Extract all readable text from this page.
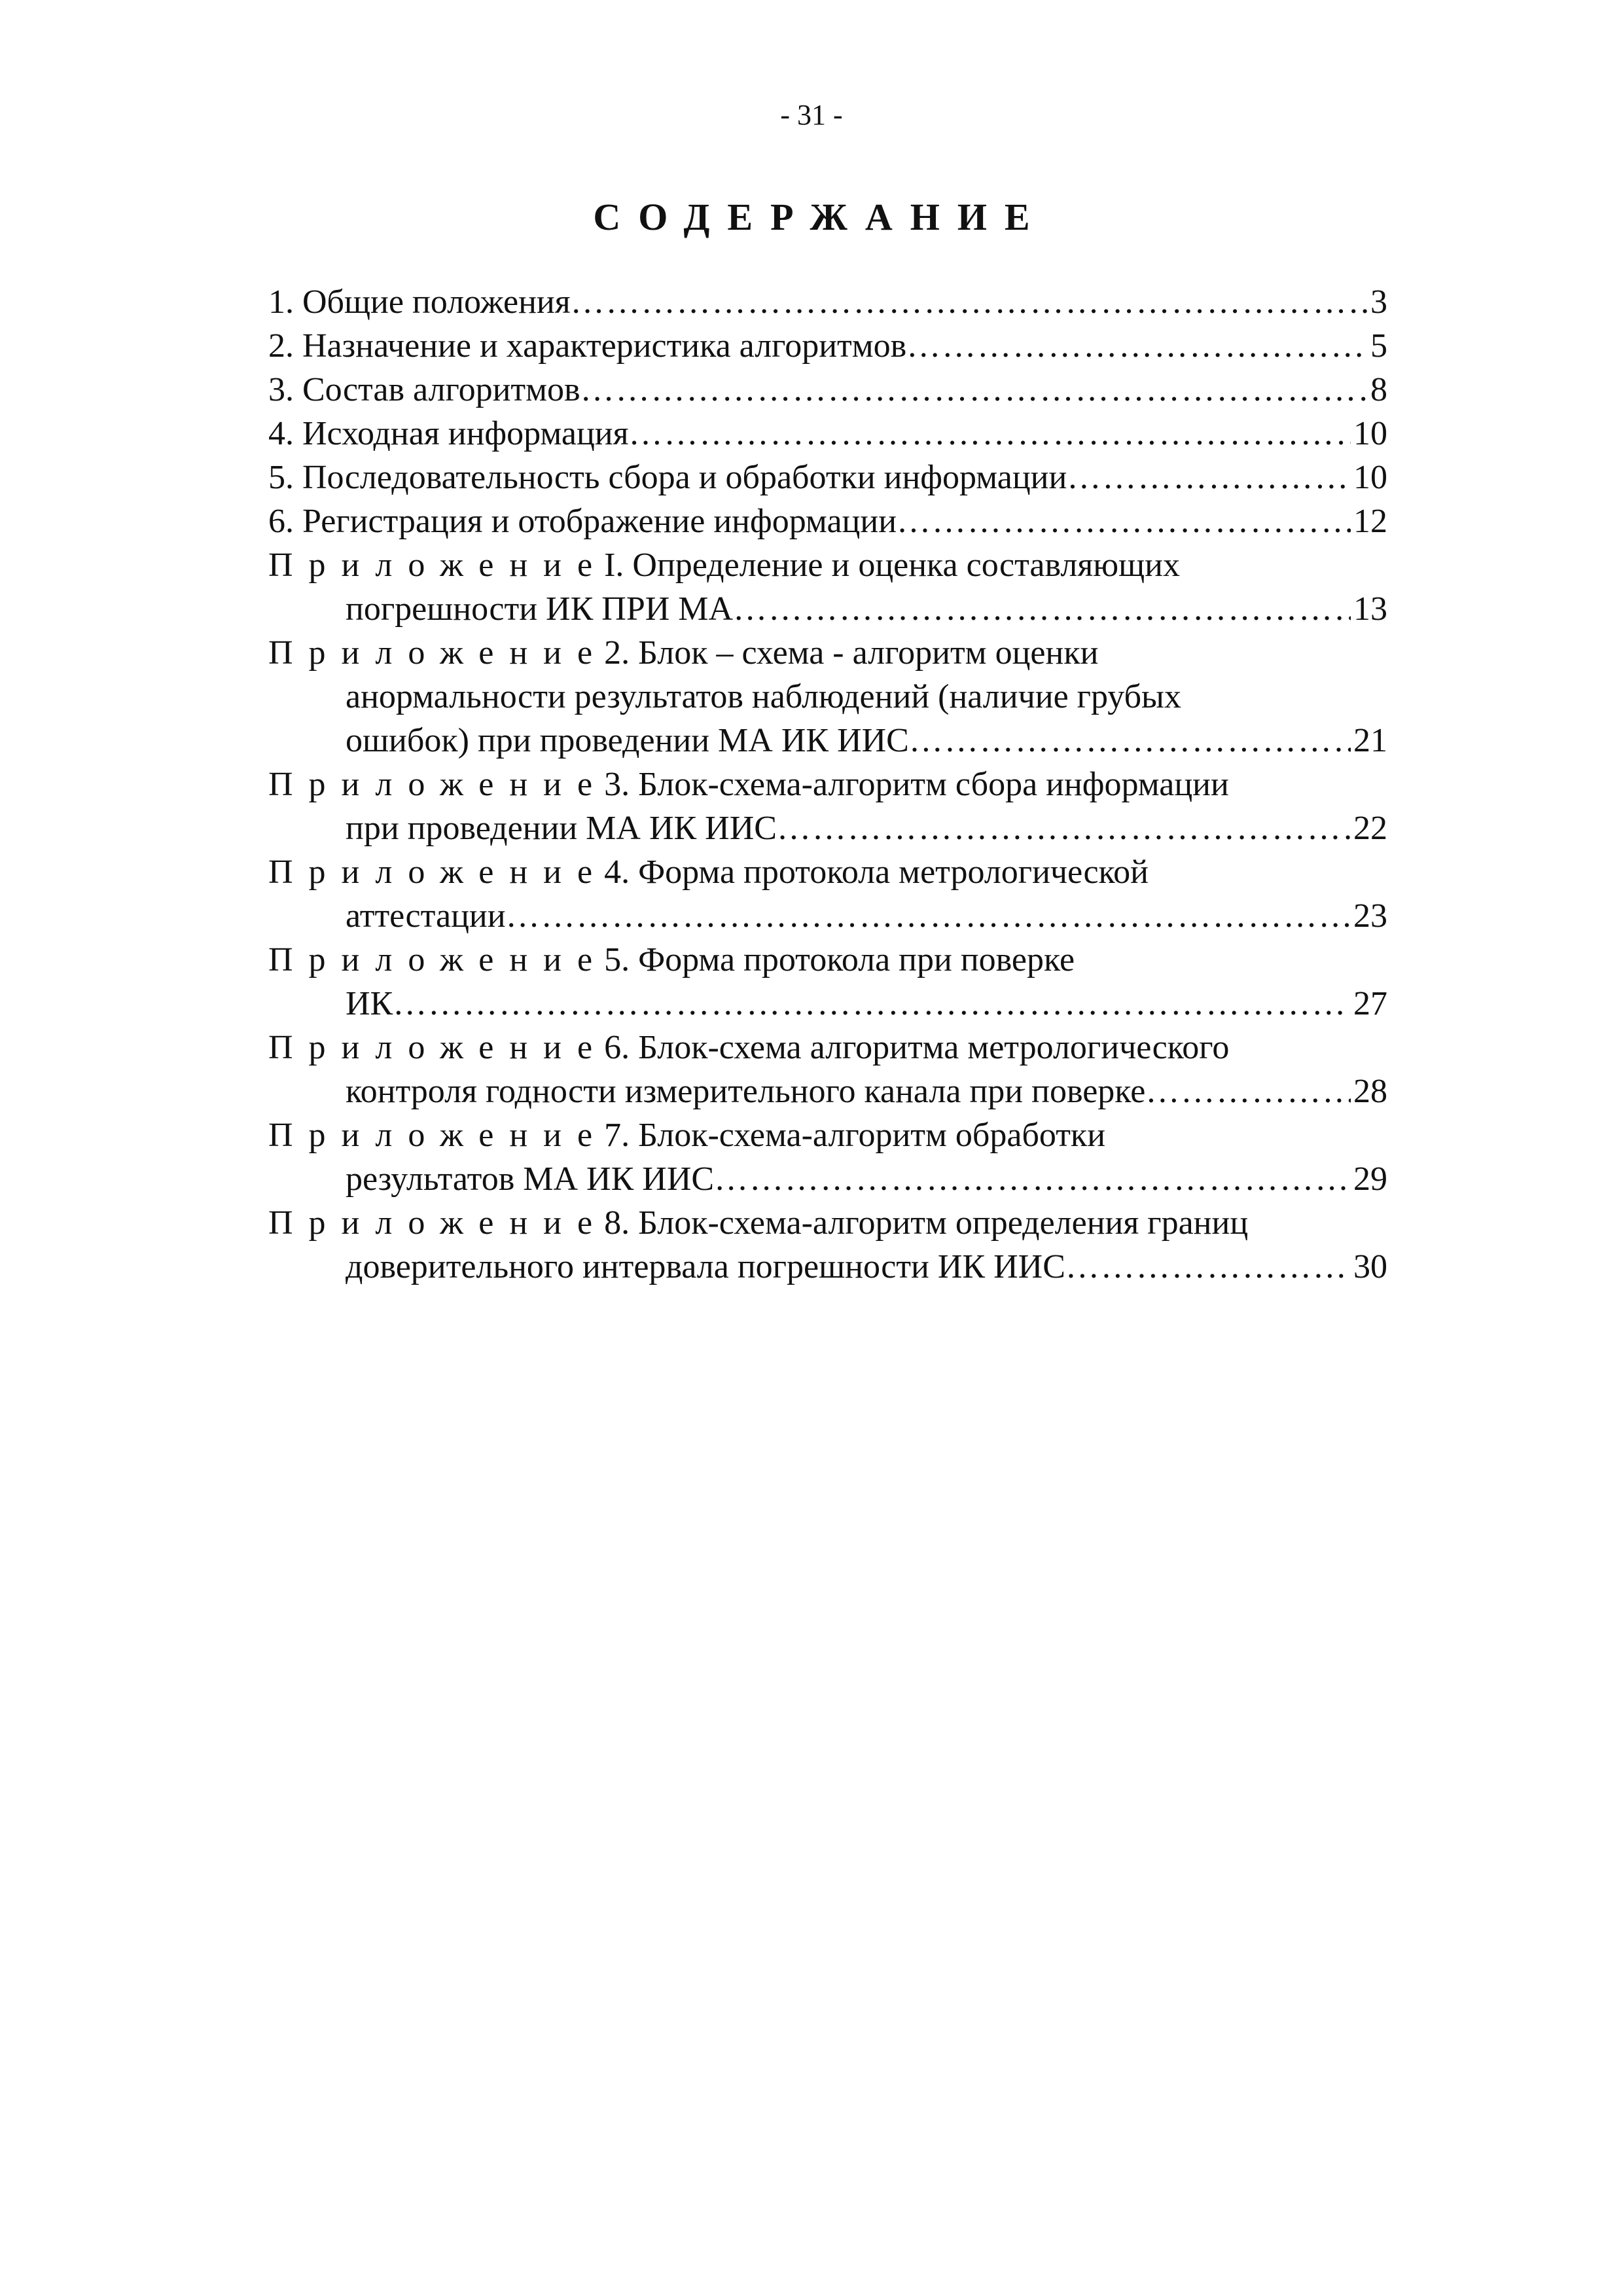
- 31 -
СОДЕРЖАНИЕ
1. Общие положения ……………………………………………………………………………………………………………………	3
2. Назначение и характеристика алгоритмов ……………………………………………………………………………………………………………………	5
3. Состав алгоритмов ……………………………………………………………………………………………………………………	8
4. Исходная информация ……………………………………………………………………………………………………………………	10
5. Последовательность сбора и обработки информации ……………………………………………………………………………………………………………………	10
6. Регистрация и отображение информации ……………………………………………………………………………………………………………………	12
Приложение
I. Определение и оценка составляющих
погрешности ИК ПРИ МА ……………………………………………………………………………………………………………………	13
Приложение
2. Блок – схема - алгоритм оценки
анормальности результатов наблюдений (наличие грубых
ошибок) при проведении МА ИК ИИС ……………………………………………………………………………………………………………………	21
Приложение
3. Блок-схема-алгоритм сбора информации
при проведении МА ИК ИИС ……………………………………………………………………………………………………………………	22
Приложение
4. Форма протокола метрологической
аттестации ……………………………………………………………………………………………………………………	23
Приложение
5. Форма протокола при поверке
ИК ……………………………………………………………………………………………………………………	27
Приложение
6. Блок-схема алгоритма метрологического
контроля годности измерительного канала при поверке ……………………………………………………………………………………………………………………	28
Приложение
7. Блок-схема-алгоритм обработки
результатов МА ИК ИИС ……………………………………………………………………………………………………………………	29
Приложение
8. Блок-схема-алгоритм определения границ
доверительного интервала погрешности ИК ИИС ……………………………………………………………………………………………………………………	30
==
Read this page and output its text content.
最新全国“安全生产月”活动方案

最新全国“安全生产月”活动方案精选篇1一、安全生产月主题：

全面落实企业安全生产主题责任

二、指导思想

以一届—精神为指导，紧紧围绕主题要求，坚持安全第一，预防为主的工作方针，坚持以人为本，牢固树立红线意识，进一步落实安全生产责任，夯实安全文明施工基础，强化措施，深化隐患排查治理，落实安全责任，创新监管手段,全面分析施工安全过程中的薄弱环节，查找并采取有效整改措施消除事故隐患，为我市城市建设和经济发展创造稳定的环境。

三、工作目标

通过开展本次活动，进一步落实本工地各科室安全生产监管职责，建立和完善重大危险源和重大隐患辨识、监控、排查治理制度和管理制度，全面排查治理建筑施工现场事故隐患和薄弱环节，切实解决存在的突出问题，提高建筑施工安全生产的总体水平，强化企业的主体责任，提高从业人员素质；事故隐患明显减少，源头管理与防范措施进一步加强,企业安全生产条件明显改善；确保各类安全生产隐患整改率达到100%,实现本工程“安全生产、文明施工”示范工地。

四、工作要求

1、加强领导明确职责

What you are asked to do:
Of the lines in the entries above, how many include "информации"? Only the number should be given.

Output:
3